> _Stored data_:
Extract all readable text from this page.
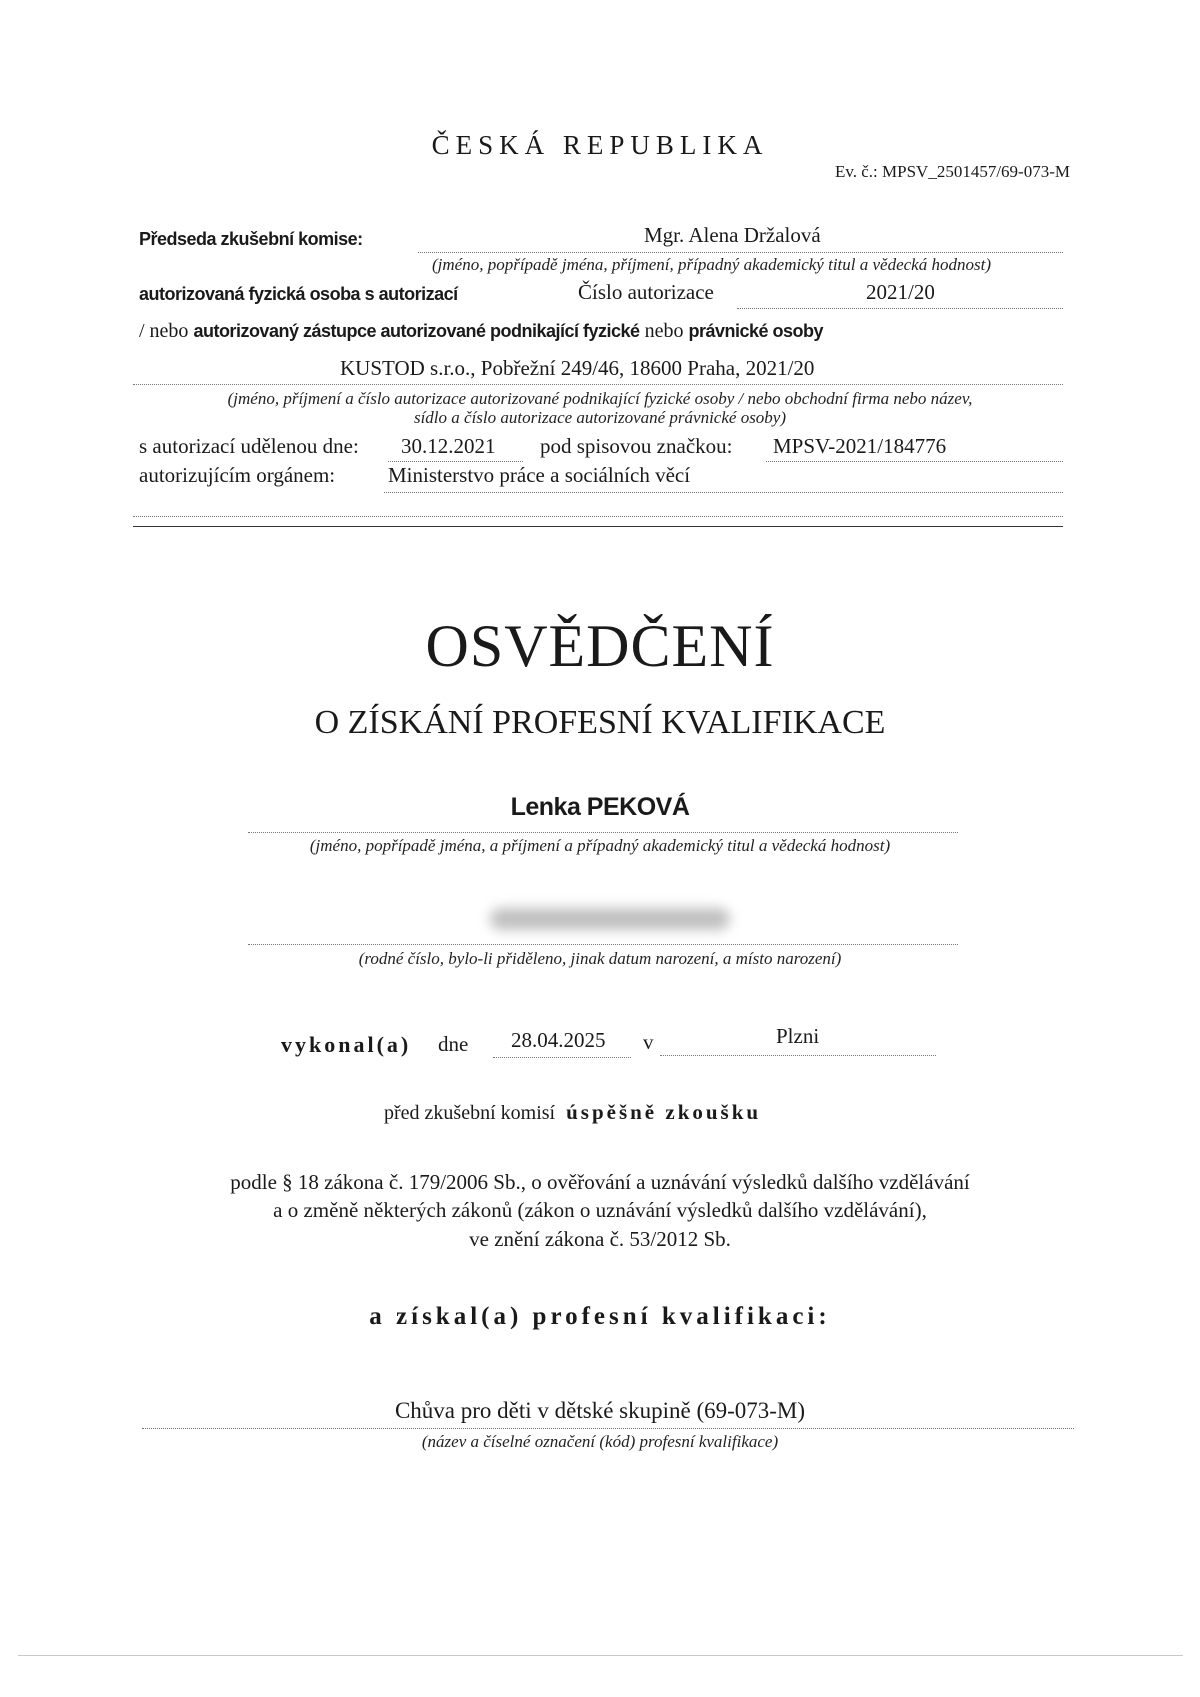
ČESKÁ REPUBLIKA
Ev. č.: MPSV_2501457/69-073-M
Předseda zkušební komise:	Mgr. Alena Držalová
(jméno, popřípadě jména, příjmení, případný akademický titul a vědecká hodnost)
autorizovaná fyzická osoba s autorizací	Číslo autorizace	2021/20
/ nebo autorizovaný zástupce autorizované podnikající fyzické nebo právnické osoby
KUSTOD s.r.o., Pobřežní 249/46, 18600 Praha, 2021/20
(jméno, příjmení a číslo autorizace autorizované podnikající fyzické osoby / nebo obchodní firma nebo název,
sídlo a číslo autorizace autorizované právnické osoby)
s autorizací udělenou dne: 30.12.2021 pod spisovou značkou: MPSV-2021/184776
autorizujícím orgánem:	Ministerstvo práce a sociálních věcí
OSVĚDČENÍ
O ZÍSKÁNÍ PROFESNÍ KVALIFIKACE
Lenka PEKOVÁ
(jméno, popřípadě jména, a příjmení a případný akademický titul a vědecká hodnost)
(rodné číslo, bylo-li přiděleno, jinak datum narození, a místo narození)
vykonal(a) dne 28.04.2025 v	Plzni
před zkušební komisí úspěšně zkoušku
podle § 18 zákona č. 179/2006 Sb., o ověřování a uznávání výsledků dalšího vzdělávání
a o změně některých zákonů (zákon o uznávání výsledků dalšího vzdělávání),
ve znění zákona č. 53/2012 Sb.
a získal(a) profesní kvalifikaci:
Chůva pro děti v dětské skupině (69-073-M)
(název a číselné označení (kód) profesní kvalifikace)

> _The problem_: Images in the records should not be copied. Repeat all the rest exactly.

> _Exercise result_:
Extract all readable text from this page.
ČESKÁ REPUBLIKA
Ev. č.: MPSV_2501457/69-073-M
Předseda zkušební komise:	Mgr. Alena Držalová
(jméno, popřípadě jména, příjmení, případný akademický titul a vědecká hodnost)
autorizovaná fyzická osoba s autorizací	Číslo autorizace	2021/20
/ nebo autorizovaný zástupce autorizované podnikající fyzické nebo právnické osoby
KUSTOD s.r.o., Pobřežní 249/46, 18600 Praha, 2021/20
(jméno, příjmení a číslo autorizace autorizované podnikající fyzické osoby / nebo obchodní firma nebo název,
sídlo a číslo autorizace autorizované právnické osoby)
s autorizací udělenou dne: 30.12.2021 pod spisovou značkou: MPSV-2021/184776
autorizujícím orgánem:	Ministerstvo práce a sociálních věcí
OSVĚDČENÍ
O ZÍSKÁNÍ PROFESNÍ KVALIFIKACE
Lenka PEKOVÁ
(jméno, popřípadě jména, a příjmení a případný akademický titul a vědecká hodnost)
(rodné číslo, bylo-li přiděleno, jinak datum narození, a místo narození)
vykonal(a) dne 28.04.2025 v	Plzni
před zkušební komisí úspěšně zkoušku
podle § 18 zákona č. 179/2006 Sb., o ověřování a uznávání výsledků dalšího vzdělávání
a o změně některých zákonů (zákon o uznávání výsledků dalšího vzdělávání),
ve znění zákona č. 53/2012 Sb.
a získal(a) profesní kvalifikaci:
Chůva pro děti v dětské skupině (69-073-M)
(název a číselné označení (kód) profesní kvalifikace)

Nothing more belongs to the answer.